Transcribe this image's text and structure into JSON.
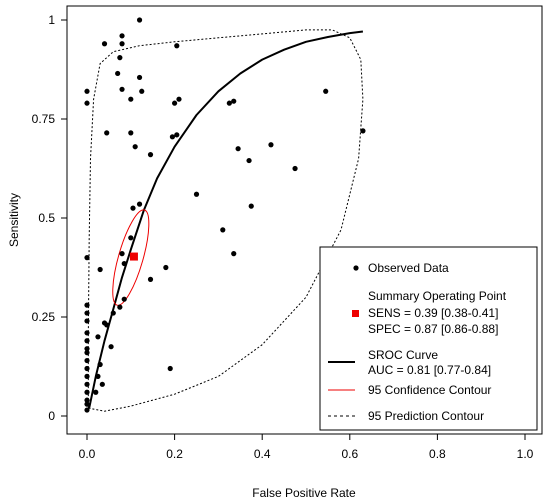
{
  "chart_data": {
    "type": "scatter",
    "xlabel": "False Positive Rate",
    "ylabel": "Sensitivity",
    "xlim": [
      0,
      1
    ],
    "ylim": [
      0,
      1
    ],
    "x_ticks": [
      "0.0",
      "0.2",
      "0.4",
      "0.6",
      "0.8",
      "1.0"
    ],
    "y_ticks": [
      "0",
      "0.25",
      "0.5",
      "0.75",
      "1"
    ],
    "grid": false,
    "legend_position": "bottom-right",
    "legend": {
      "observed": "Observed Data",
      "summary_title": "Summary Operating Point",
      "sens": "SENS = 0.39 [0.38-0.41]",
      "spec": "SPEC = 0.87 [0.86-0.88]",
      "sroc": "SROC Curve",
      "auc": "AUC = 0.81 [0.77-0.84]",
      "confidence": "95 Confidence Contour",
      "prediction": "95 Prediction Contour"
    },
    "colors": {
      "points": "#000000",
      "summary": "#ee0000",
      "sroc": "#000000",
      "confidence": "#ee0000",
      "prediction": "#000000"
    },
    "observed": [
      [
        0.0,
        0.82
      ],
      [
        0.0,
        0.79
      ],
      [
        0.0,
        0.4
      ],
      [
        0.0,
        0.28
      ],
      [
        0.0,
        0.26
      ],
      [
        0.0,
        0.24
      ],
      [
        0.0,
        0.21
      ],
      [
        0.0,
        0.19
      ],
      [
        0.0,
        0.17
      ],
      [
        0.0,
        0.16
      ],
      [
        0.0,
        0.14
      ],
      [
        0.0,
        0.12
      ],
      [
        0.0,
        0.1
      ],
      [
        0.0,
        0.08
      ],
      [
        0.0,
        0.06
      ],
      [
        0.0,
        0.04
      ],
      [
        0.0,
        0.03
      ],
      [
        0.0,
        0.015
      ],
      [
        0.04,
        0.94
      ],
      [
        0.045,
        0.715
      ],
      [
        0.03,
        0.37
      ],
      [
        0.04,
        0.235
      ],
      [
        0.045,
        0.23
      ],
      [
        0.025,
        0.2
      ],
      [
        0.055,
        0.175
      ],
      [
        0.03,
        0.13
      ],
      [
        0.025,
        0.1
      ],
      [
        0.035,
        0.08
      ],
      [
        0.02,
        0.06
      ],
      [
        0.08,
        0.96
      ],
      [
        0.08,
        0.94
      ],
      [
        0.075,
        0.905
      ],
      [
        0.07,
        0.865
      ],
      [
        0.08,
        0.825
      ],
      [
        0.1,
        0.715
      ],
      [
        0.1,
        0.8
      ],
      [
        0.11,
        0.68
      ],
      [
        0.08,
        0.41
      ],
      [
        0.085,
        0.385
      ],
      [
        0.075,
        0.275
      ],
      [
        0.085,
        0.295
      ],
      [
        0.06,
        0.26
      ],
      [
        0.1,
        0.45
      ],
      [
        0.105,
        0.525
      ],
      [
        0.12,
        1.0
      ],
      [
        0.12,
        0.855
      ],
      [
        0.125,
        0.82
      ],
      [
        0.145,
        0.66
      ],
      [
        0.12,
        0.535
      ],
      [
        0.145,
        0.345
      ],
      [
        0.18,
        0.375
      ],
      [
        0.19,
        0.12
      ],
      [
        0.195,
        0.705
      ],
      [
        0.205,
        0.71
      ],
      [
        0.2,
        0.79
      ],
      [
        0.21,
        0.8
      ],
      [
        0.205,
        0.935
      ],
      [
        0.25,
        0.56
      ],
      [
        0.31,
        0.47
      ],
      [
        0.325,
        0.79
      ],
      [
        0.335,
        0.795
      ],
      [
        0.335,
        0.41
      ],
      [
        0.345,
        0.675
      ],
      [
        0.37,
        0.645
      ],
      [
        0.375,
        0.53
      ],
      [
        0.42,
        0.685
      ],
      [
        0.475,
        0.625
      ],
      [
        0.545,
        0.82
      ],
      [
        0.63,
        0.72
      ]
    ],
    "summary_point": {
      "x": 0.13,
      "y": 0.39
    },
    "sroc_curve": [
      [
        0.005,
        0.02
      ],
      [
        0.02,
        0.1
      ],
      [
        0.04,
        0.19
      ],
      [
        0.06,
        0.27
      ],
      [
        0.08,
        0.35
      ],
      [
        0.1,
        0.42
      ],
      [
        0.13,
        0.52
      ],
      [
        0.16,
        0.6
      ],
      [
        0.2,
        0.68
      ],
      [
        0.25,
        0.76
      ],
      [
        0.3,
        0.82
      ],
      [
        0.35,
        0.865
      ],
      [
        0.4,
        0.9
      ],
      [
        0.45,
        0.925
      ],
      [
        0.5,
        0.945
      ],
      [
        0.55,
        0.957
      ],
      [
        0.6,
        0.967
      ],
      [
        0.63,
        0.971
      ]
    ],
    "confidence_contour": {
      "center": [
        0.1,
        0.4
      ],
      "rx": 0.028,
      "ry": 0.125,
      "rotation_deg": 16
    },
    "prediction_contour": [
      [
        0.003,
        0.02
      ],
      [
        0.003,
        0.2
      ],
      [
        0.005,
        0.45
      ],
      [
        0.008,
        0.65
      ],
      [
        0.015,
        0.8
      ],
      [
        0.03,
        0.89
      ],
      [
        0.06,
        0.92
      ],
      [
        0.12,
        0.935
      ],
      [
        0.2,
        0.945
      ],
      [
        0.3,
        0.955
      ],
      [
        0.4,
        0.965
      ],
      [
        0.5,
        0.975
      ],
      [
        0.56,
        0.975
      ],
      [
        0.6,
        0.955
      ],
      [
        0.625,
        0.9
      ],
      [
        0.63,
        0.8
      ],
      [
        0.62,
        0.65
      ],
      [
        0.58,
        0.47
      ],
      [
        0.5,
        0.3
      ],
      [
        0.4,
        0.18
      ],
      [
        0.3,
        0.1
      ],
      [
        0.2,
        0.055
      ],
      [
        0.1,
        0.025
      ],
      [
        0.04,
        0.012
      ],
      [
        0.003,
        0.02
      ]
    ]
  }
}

_Required task:_
Your task is to repeat the data above exactly while excluding the pictures.

_The solution:_
Transcribe this image's text and structure into JSON.
{
  "chart_data": {
    "type": "scatter",
    "xlabel": "False Positive Rate",
    "ylabel": "Sensitivity",
    "xlim": [
      0,
      1
    ],
    "ylim": [
      0,
      1
    ],
    "x_ticks": [
      "0.0",
      "0.2",
      "0.4",
      "0.6",
      "0.8",
      "1.0"
    ],
    "y_ticks": [
      "0",
      "0.25",
      "0.5",
      "0.75",
      "1"
    ],
    "grid": false,
    "legend_position": "bottom-right",
    "legend": {
      "observed": "Observed Data",
      "summary_title": "Summary Operating Point",
      "sens": "SENS = 0.39 [0.38-0.41]",
      "spec": "SPEC = 0.87 [0.86-0.88]",
      "sroc": "SROC Curve",
      "auc": "AUC = 0.81 [0.77-0.84]",
      "confidence": "95 Confidence Contour",
      "prediction": "95 Prediction Contour"
    },
    "colors": {
      "points": "#000000",
      "summary": "#ee0000",
      "sroc": "#000000",
      "confidence": "#ee0000",
      "prediction": "#000000"
    },
    "observed": [
      [
        0.0,
        0.82
      ],
      [
        0.0,
        0.79
      ],
      [
        0.0,
        0.4
      ],
      [
        0.0,
        0.28
      ],
      [
        0.0,
        0.26
      ],
      [
        0.0,
        0.24
      ],
      [
        0.0,
        0.21
      ],
      [
        0.0,
        0.19
      ],
      [
        0.0,
        0.17
      ],
      [
        0.0,
        0.16
      ],
      [
        0.0,
        0.14
      ],
      [
        0.0,
        0.12
      ],
      [
        0.0,
        0.1
      ],
      [
        0.0,
        0.08
      ],
      [
        0.0,
        0.06
      ],
      [
        0.0,
        0.04
      ],
      [
        0.0,
        0.03
      ],
      [
        0.0,
        0.015
      ],
      [
        0.04,
        0.94
      ],
      [
        0.045,
        0.715
      ],
      [
        0.03,
        0.37
      ],
      [
        0.04,
        0.235
      ],
      [
        0.045,
        0.23
      ],
      [
        0.025,
        0.2
      ],
      [
        0.055,
        0.175
      ],
      [
        0.03,
        0.13
      ],
      [
        0.025,
        0.1
      ],
      [
        0.035,
        0.08
      ],
      [
        0.02,
        0.06
      ],
      [
        0.08,
        0.96
      ],
      [
        0.08,
        0.94
      ],
      [
        0.075,
        0.905
      ],
      [
        0.07,
        0.865
      ],
      [
        0.08,
        0.825
      ],
      [
        0.1,
        0.715
      ],
      [
        0.1,
        0.8
      ],
      [
        0.11,
        0.68
      ],
      [
        0.08,
        0.41
      ],
      [
        0.085,
        0.385
      ],
      [
        0.075,
        0.275
      ],
      [
        0.085,
        0.295
      ],
      [
        0.06,
        0.26
      ],
      [
        0.1,
        0.45
      ],
      [
        0.105,
        0.525
      ],
      [
        0.12,
        1.0
      ],
      [
        0.12,
        0.855
      ],
      [
        0.125,
        0.82
      ],
      [
        0.145,
        0.66
      ],
      [
        0.12,
        0.535
      ],
      [
        0.145,
        0.345
      ],
      [
        0.18,
        0.375
      ],
      [
        0.19,
        0.12
      ],
      [
        0.195,
        0.705
      ],
      [
        0.205,
        0.71
      ],
      [
        0.2,
        0.79
      ],
      [
        0.21,
        0.8
      ],
      [
        0.205,
        0.935
      ],
      [
        0.25,
        0.56
      ],
      [
        0.31,
        0.47
      ],
      [
        0.325,
        0.79
      ],
      [
        0.335,
        0.795
      ],
      [
        0.335,
        0.41
      ],
      [
        0.345,
        0.675
      ],
      [
        0.37,
        0.645
      ],
      [
        0.375,
        0.53
      ],
      [
        0.42,
        0.685
      ],
      [
        0.475,
        0.625
      ],
      [
        0.545,
        0.82
      ],
      [
        0.63,
        0.72
      ]
    ],
    "summary_point": {
      "x": 0.13,
      "y": 0.39
    },
    "sroc_curve": [
      [
        0.005,
        0.02
      ],
      [
        0.02,
        0.1
      ],
      [
        0.04,
        0.19
      ],
      [
        0.06,
        0.27
      ],
      [
        0.08,
        0.35
      ],
      [
        0.1,
        0.42
      ],
      [
        0.13,
        0.52
      ],
      [
        0.16,
        0.6
      ],
      [
        0.2,
        0.68
      ],
      [
        0.25,
        0.76
      ],
      [
        0.3,
        0.82
      ],
      [
        0.35,
        0.865
      ],
      [
        0.4,
        0.9
      ],
      [
        0.45,
        0.925
      ],
      [
        0.5,
        0.945
      ],
      [
        0.55,
        0.957
      ],
      [
        0.6,
        0.967
      ],
      [
        0.63,
        0.971
      ]
    ],
    "confidence_contour": {
      "center": [
        0.1,
        0.4
      ],
      "rx": 0.028,
      "ry": 0.125,
      "rotation_deg": 16
    },
    "prediction_contour": [
      [
        0.003,
        0.02
      ],
      [
        0.003,
        0.2
      ],
      [
        0.005,
        0.45
      ],
      [
        0.008,
        0.65
      ],
      [
        0.015,
        0.8
      ],
      [
        0.03,
        0.89
      ],
      [
        0.06,
        0.92
      ],
      [
        0.12,
        0.935
      ],
      [
        0.2,
        0.945
      ],
      [
        0.3,
        0.955
      ],
      [
        0.4,
        0.965
      ],
      [
        0.5,
        0.975
      ],
      [
        0.56,
        0.975
      ],
      [
        0.6,
        0.955
      ],
      [
        0.625,
        0.9
      ],
      [
        0.63,
        0.8
      ],
      [
        0.62,
        0.65
      ],
      [
        0.58,
        0.47
      ],
      [
        0.5,
        0.3
      ],
      [
        0.4,
        0.18
      ],
      [
        0.3,
        0.1
      ],
      [
        0.2,
        0.055
      ],
      [
        0.1,
        0.025
      ],
      [
        0.04,
        0.012
      ],
      [
        0.003,
        0.02
      ]
    ]
  }
}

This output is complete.